__Source extract__

Opportunities that lie ahead of PIL:

  • Although the Indian Steel Industry has stepped up to the 4th position with its total steel production of close to 78 million MT in 2011 and is aiming for the second place by 2015. The per capita steel consumption in the country still continues to be as low as 40 kgs in urban India and 2 kgs in rural India as against the average consumption of close to 350 kgs in the developing countries.
  • Government has framed its policies, to inject funds in various industries such as construction, infrastructure, automobile and power, which will double the steel consumption by 2020.
  • The outlook for the Indian Steel Industry appears to be bright in the coming years due to its strong domestic economy, massive infrastructure needs and expansion of industrial production. In recent times, the Indian Steel Industry has earned a central position in the global steel market with global acquisitions, continuous modernizations, improving energy efficiencies and backward integration into global raw material sources.

__Task directions__
Quote the Indian steel industry passage word for word, starting at "Opportunities that lie" and ending at "consumption by 2020.".

__Material__
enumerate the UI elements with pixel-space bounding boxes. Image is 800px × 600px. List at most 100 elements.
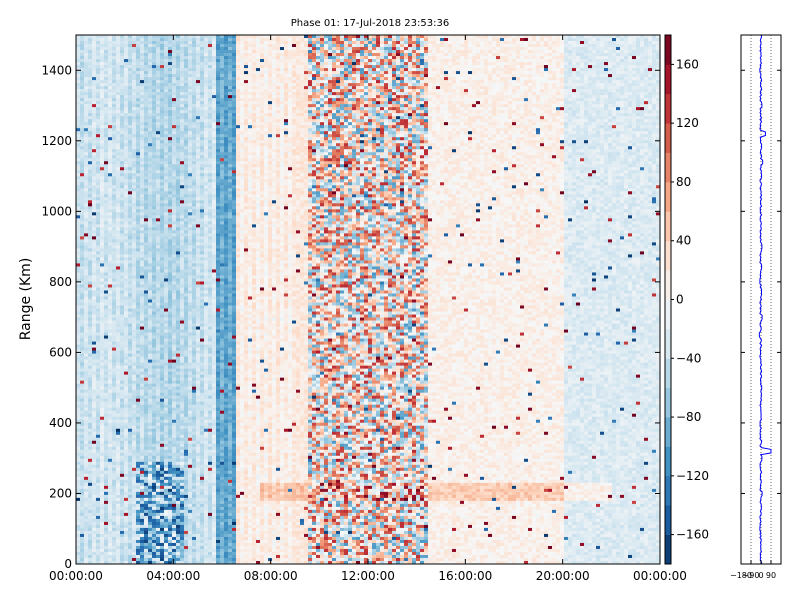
- heatmap-cell: [148, 365, 153, 369]
- heatmap-cell: [80, 248, 85, 252]
- heatmap-cell: [116, 524, 121, 529]
- heatmap-cell: [76, 314, 81, 318]
- heatmap-cell: [104, 212, 109, 216]
- heatmap-cell: [116, 104, 121, 108]
- heatmap-cell: [128, 44, 133, 48]
- heatmap-cell: [176, 71, 181, 75]
- heatmap-cell: [184, 371, 189, 375]
- heatmap-cell: [96, 461, 101, 466]
- heatmap-cell: [144, 239, 149, 243]
- heatmap-cell: [80, 395, 85, 399]
- heatmap-cell: [76, 272, 81, 276]
- heatmap-cell: [92, 86, 97, 90]
- heatmap-cell: [80, 68, 85, 72]
- heatmap-cell: [80, 59, 85, 63]
- heatmap-cell: [160, 245, 165, 249]
- heatmap-cell: [172, 551, 177, 556]
- heatmap-cell: [120, 200, 125, 204]
- heatmap-cell: [124, 452, 129, 457]
- heatmap-cell: [92, 323, 97, 327]
- heatmap-cell: [120, 455, 125, 460]
- heatmap-cell: [176, 179, 181, 183]
- heatmap-cell: [96, 473, 101, 478]
- heatmap-cell: [128, 122, 133, 126]
- heatmap-cell: [184, 257, 189, 261]
- heatmap-cell: [184, 128, 189, 132]
- heatmap-cell: [140, 332, 145, 336]
- heatmap-cell: [84, 35, 89, 39]
- heatmap-cell: [120, 437, 125, 442]
- heatmap-cell: [100, 383, 105, 387]
- heatmap-cell: [132, 476, 137, 481]
- heatmap-cell: [172, 299, 177, 303]
- heatmap-cell: [120, 539, 125, 544]
- heatmap-cell: [172, 515, 177, 520]
- heatmap-cell: [116, 437, 121, 442]
- heatmap-cell: [176, 461, 181, 466]
- heatmap-cell: [128, 176, 133, 180]
- heatmap-cell: [128, 551, 133, 556]
- heatmap-cell: [84, 224, 89, 228]
- heatmap-cell: [108, 200, 113, 204]
- heatmap-cell: [172, 293, 177, 297]
- heatmap-cell: [124, 473, 129, 478]
- heatmap-cell: [168, 212, 173, 216]
- heatmap-cell: [160, 71, 165, 75]
- heatmap-cell: [124, 365, 129, 369]
- heatmap-cell: [128, 380, 133, 384]
- heatmap-cell: [84, 278, 89, 282]
- heatmap-cell: [180, 164, 185, 168]
- heatmap-cell: [104, 353, 109, 357]
- heatmap-cell: [96, 200, 101, 204]
- heatmap-cell: [92, 365, 97, 369]
- heatmap-cell: [116, 245, 121, 249]
- heatmap-cell: [128, 140, 133, 144]
- heatmap-cell: [104, 464, 109, 469]
- heatmap-cell: [152, 365, 157, 369]
- heatmap-cell: [108, 389, 113, 393]
- heatmap-cell: [92, 263, 97, 267]
- heatmap-cell: [160, 101, 165, 105]
- heatmap-cell: [104, 200, 109, 204]
- heatmap-cell: [124, 119, 129, 123]
- heatmap-cell: [152, 332, 157, 336]
- heatmap-cell: [140, 158, 145, 162]
- heatmap-cell: [180, 305, 185, 309]
- heatmap-cell: [116, 377, 121, 381]
- heatmap-cell: [88, 272, 93, 276]
- heatmap-cell: [80, 221, 85, 225]
- heatmap-cell: [124, 560, 129, 565]
- heatmap-cell: [128, 287, 133, 291]
- heatmap-cell: [88, 155, 93, 159]
- heatmap-cell: [104, 281, 109, 285]
- heatmap-cell: [96, 290, 101, 294]
- heatmap-cell: [144, 431, 149, 436]
- heatmap-cell: [168, 350, 173, 354]
- heatmap-cell: [144, 335, 149, 339]
- heatmap-cell: [180, 113, 185, 117]
- heatmap-cell: [108, 224, 113, 228]
- heatmap-cell: [160, 389, 165, 393]
- heatmap-cell: [112, 410, 117, 415]
- heatmap-cell: [180, 251, 185, 255]
- heatmap-cell: [128, 119, 133, 123]
- heatmap-cell: [88, 50, 93, 54]
- heatmap-cell: [96, 269, 101, 273]
- heatmap-cell: [124, 368, 129, 372]
- heatmap-cell: [100, 257, 105, 261]
- heatmap-cell: [144, 404, 149, 409]
- heatmap-cell: [156, 293, 161, 297]
- heatmap-cell: [180, 428, 185, 433]
- heatmap-cell: [116, 455, 121, 460]
- heatmap-cell: [160, 434, 165, 439]
- heatmap-cell: [148, 380, 153, 384]
- heatmap-cell: [140, 98, 145, 102]
- heatmap-cell: [164, 521, 169, 526]
- heatmap-cell: [116, 227, 121, 231]
- heatmap-cell: [108, 194, 113, 198]
- heatmap-cell: [108, 122, 113, 126]
- heatmap-cell: [172, 332, 177, 336]
- heatmap-cell: [80, 185, 85, 189]
- heatmap-cell: [88, 182, 93, 186]
- heatmap-cell: [96, 422, 101, 427]
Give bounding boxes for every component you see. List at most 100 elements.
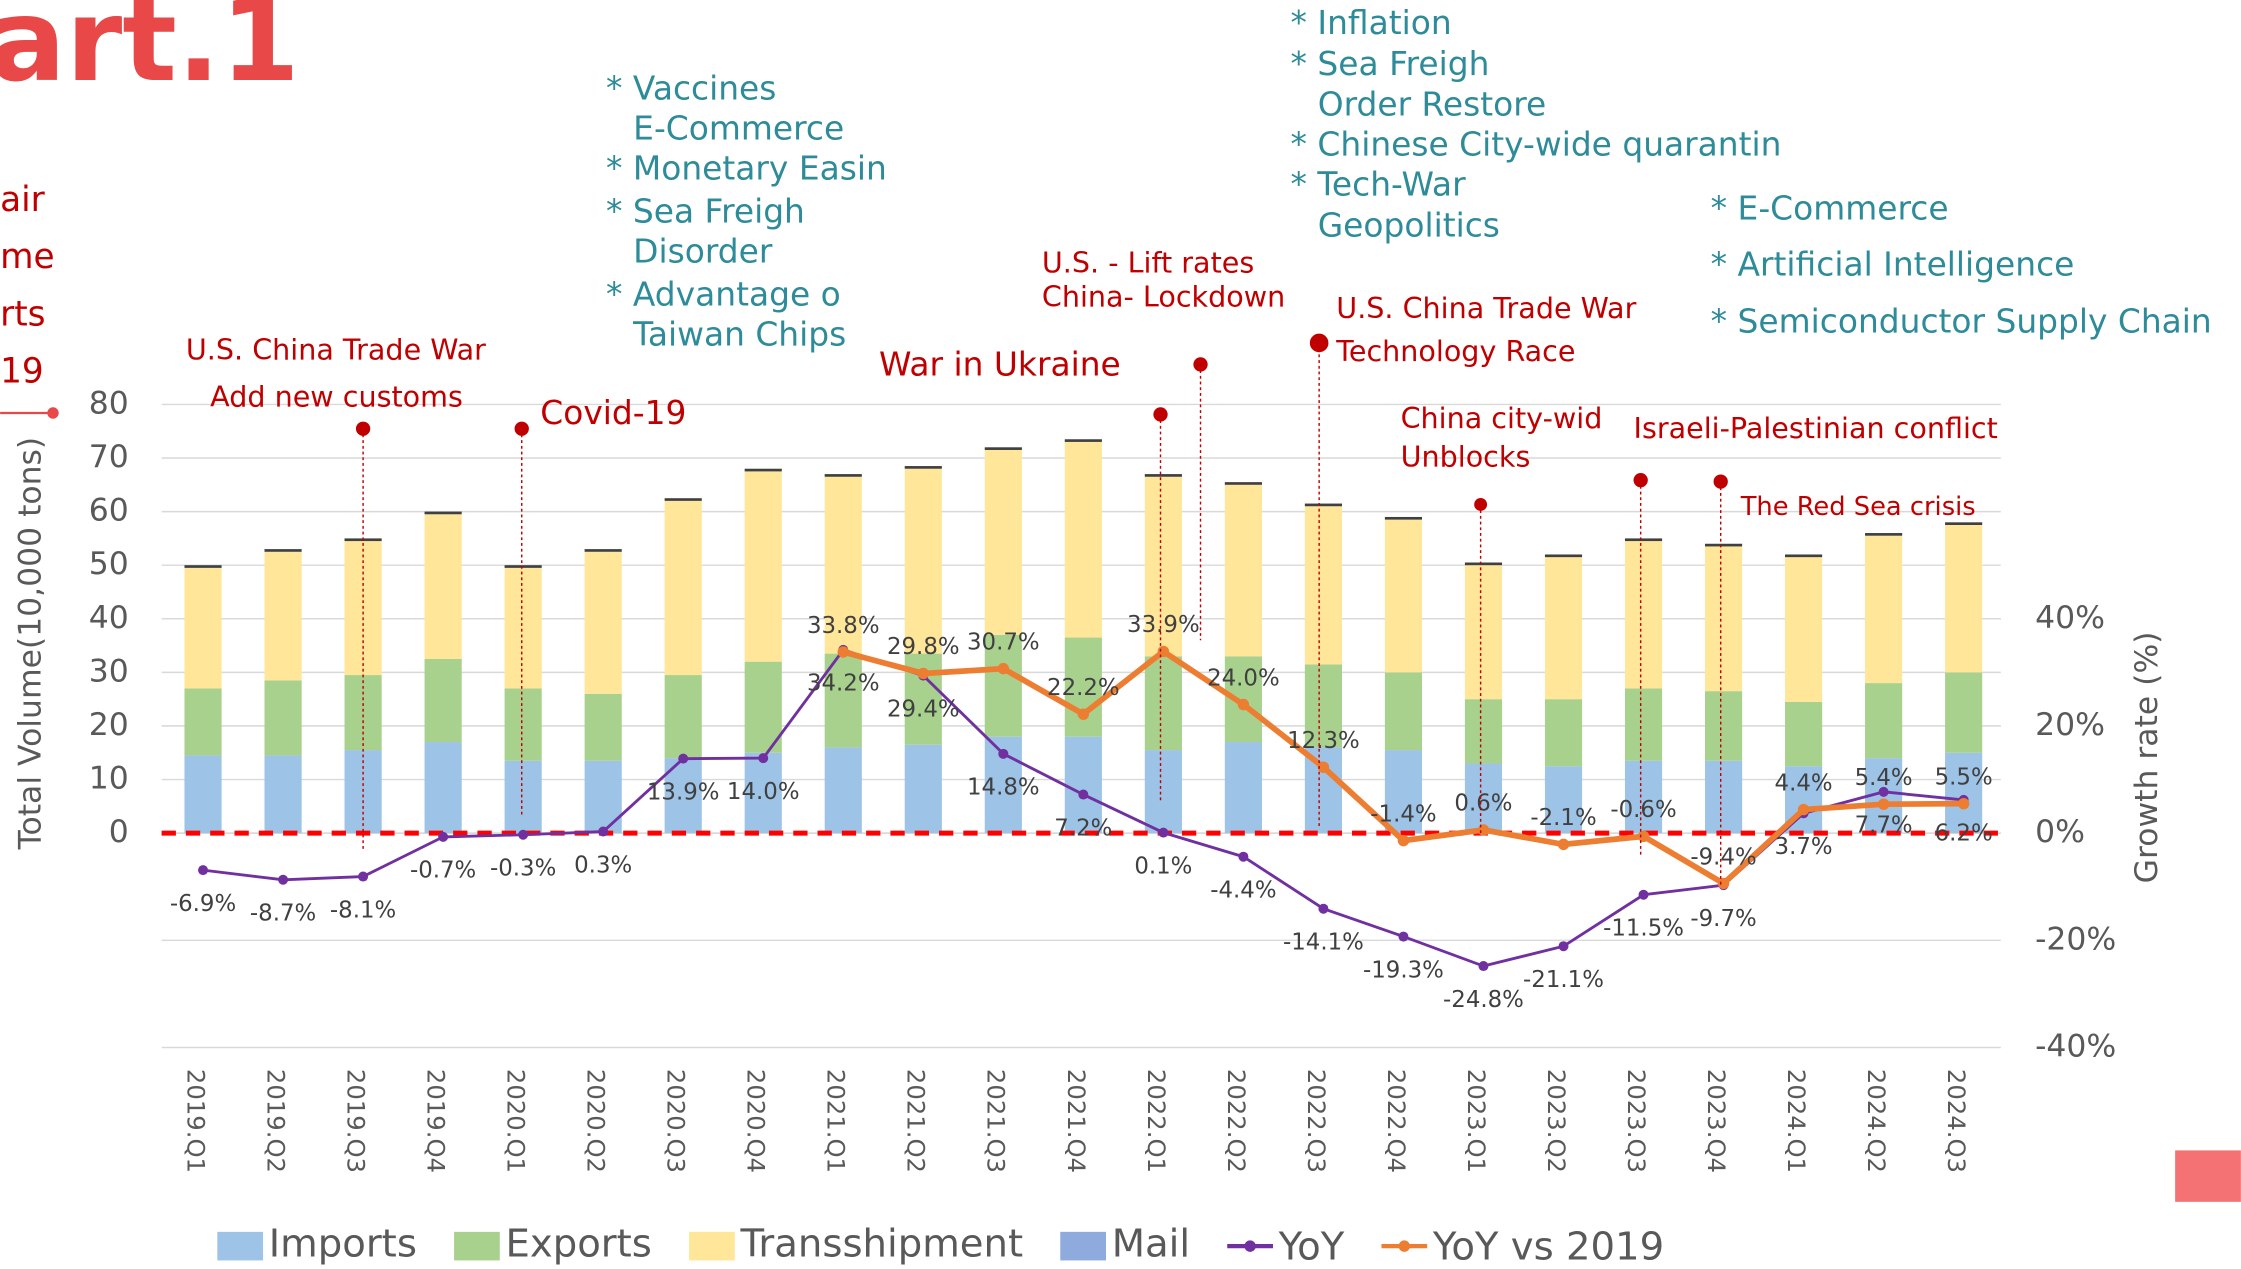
data-label: 0.6%	[1454, 791, 1512, 817]
bar-segment	[1785, 701, 1823, 767]
y-tick-label: 80	[89, 385, 129, 421]
annotation: War in Ukraine	[879, 344, 1121, 383]
data-label: 12.3%	[1287, 728, 1360, 754]
legend-label: YoY	[1278, 1224, 1345, 1269]
bar-segment	[824, 474, 862, 477]
bar-segment	[424, 742, 462, 834]
x-tick-label: 2020.Q1	[502, 1069, 531, 1173]
bar-segment	[824, 747, 862, 834]
x-tick-label: 2022.Q4	[1382, 1069, 1411, 1173]
line-point	[1318, 903, 1329, 914]
bar-segment	[744, 468, 782, 472]
data-label: 24.0%	[1207, 665, 1280, 691]
side-note: me	[0, 237, 55, 277]
annotation: * Semiconductor Supply Chain	[1711, 301, 2212, 340]
bar-segment	[1384, 516, 1423, 520]
data-label: 5.4%	[1855, 765, 1913, 791]
annotation: * Tech-War	[1291, 164, 1467, 203]
line-point	[1477, 824, 1490, 836]
data-label: 0.3%	[574, 852, 632, 878]
legend-swatch	[454, 1231, 500, 1261]
data-label: 14.0%	[727, 779, 800, 805]
annotation: * Inflation	[1291, 3, 1452, 42]
bar-segment	[264, 549, 302, 552]
line-point	[1078, 789, 1089, 800]
bar-segment	[1144, 750, 1182, 834]
data-label: 14.8%	[967, 775, 1040, 801]
bar-segment	[1304, 506, 1343, 665]
bar-segment	[664, 675, 702, 759]
data-label: -19.3%	[1363, 957, 1444, 983]
data-label: -8.7%	[250, 901, 316, 927]
y2-tick-label: 40%	[2035, 600, 2105, 636]
x-tick-label: 2020.Q3	[662, 1069, 691, 1173]
legend-label: YoY vs 2019	[1432, 1224, 1664, 1269]
bar-segment	[184, 755, 222, 834]
bar-segment	[1304, 664, 1343, 748]
bar-segment	[1144, 474, 1182, 477]
y2-tick-label: -20%	[2035, 921, 2116, 957]
data-label: 22.2%	[1047, 675, 1120, 701]
bar-segment	[184, 565, 222, 568]
line-point	[1717, 877, 1730, 890]
data-label: -2.1%	[1530, 805, 1596, 831]
legend-swatch	[217, 1231, 264, 1261]
x-tick-label: 2023.Q3	[1622, 1069, 1651, 1173]
bar-segment	[1865, 535, 1903, 684]
bar-segment	[504, 565, 542, 568]
line-point	[1637, 830, 1650, 843]
bar-segment	[1464, 763, 1503, 834]
annotation: Add new customs	[210, 380, 463, 414]
bar-segment	[1945, 752, 1983, 834]
y2-tick-label: 20%	[2035, 707, 2105, 743]
line-point	[1238, 851, 1249, 862]
x-tick-label: 2023.Q1	[1462, 1069, 1491, 1173]
x-tick-label: 2022.Q2	[1222, 1069, 1251, 1173]
side-dot	[47, 407, 59, 419]
data-label: 33.8%	[807, 613, 880, 639]
annotation: * Chinese City-wide quarantin	[1291, 124, 1782, 163]
data-label: -0.3%	[490, 856, 556, 882]
y-tick-label: 60	[89, 493, 129, 529]
bar-segment	[1704, 691, 1743, 761]
bar-segment	[584, 549, 622, 552]
bar-segment	[264, 680, 302, 756]
annotation: Covid-19	[540, 393, 686, 432]
annotation: Technology Race	[1335, 334, 1575, 368]
annotation: * Sea Freigh	[1291, 44, 1490, 83]
annotation: Order Restore	[1318, 84, 1547, 123]
bar-segment	[1384, 750, 1423, 834]
bar-segment	[1464, 565, 1503, 700]
x-tick-label: 2020.Q4	[742, 1069, 771, 1173]
y-tick-label: 50	[89, 546, 129, 582]
side-note: 19	[0, 351, 44, 391]
bar-segment	[904, 468, 942, 654]
data-label: 34.2%	[807, 671, 880, 697]
bar-segment	[984, 634, 1022, 737]
bar-segment	[184, 688, 222, 756]
bar-segment	[1544, 554, 1583, 558]
bar-segment	[1224, 482, 1262, 485]
data-label: -14.1%	[1283, 929, 1364, 955]
x-tick-label: 2023.Q2	[1542, 1069, 1571, 1173]
bar-segment	[1464, 562, 1503, 566]
x-tick-label: 2021.Q4	[1062, 1069, 1091, 1173]
bar-segment	[984, 447, 1022, 450]
y-tick-label: 0	[109, 814, 129, 850]
annotation: U.S. China Trade War	[186, 333, 486, 367]
chart-title: art.1	[0, 0, 300, 107]
data-label: 5.5%	[1935, 764, 1993, 790]
line-point	[917, 667, 930, 680]
bar-segment	[1624, 541, 1663, 689]
data-label: -8.1%	[330, 897, 396, 923]
bar-segment	[1785, 554, 1823, 558]
x-tick-label: 2023.Q4	[1702, 1069, 1731, 1173]
x-tick-label: 2024.Q3	[1942, 1069, 1971, 1173]
data-label: -0.7%	[410, 858, 476, 884]
annotations: U.S. China Trade War Add new customs Cov…	[186, 3, 2212, 522]
annotation: Geopolitics	[1318, 206, 1500, 245]
annotation: Unblocks	[1401, 440, 1531, 474]
y-tick-label: 70	[89, 439, 129, 475]
bar-segment	[664, 498, 702, 501]
bar-segment	[1464, 699, 1503, 764]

__Solution for this problem__
Opportunities that lie ahead of PIL:

  • Although the Indian Steel Industry has stepped up to the 4th position with its total steel production of close to 78 million MT in 2011 and is aiming for the second place by 2015. The per capita steel consumption in the country still continues to be as low as 40 kgs in urban India and 2 kgs in rural India as against the average consumption of close to 350 kgs in the developing countries.
  • Government has framed its policies, to inject funds in various industries such as construction, infrastructure, automobile and power, which will double the steel consumption by 2020.